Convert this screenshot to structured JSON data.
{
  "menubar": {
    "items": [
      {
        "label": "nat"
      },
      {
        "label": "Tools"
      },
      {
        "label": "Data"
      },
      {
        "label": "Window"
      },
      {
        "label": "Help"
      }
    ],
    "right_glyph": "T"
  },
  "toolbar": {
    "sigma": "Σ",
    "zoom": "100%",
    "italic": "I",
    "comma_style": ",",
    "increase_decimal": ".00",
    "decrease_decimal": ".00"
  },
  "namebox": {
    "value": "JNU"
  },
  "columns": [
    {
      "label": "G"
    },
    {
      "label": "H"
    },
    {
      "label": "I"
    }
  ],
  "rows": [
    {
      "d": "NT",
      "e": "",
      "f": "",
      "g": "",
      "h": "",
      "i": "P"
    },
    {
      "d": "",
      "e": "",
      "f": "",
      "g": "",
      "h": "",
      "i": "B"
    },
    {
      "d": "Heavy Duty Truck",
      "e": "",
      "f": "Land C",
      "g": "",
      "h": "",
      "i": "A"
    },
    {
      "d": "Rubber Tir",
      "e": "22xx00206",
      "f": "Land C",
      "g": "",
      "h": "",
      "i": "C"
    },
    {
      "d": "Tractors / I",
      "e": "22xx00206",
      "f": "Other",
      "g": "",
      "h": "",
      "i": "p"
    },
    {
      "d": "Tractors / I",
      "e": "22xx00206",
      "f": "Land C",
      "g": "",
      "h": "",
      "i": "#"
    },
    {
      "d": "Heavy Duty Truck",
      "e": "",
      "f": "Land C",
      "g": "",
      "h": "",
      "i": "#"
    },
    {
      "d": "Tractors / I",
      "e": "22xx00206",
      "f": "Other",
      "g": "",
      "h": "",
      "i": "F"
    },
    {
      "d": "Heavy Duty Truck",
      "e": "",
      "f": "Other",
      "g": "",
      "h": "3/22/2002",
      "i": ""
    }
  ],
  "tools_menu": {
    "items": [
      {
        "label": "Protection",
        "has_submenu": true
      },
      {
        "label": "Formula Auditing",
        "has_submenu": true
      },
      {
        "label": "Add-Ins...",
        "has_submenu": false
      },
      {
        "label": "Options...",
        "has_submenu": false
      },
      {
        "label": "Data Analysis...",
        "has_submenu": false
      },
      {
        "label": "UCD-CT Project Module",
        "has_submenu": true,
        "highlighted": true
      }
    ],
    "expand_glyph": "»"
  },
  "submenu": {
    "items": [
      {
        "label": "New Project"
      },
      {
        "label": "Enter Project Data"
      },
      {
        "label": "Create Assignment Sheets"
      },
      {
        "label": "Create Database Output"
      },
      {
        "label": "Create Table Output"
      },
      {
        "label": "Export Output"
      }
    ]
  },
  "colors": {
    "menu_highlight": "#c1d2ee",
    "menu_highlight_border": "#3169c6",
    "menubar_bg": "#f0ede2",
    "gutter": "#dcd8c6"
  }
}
- - -
_What you need to do:_
List all lines holding the string "Output".

_The answer:_
        "label": "Create Database Output"
        "label": "Create Table Output"
        "label": "Export Output"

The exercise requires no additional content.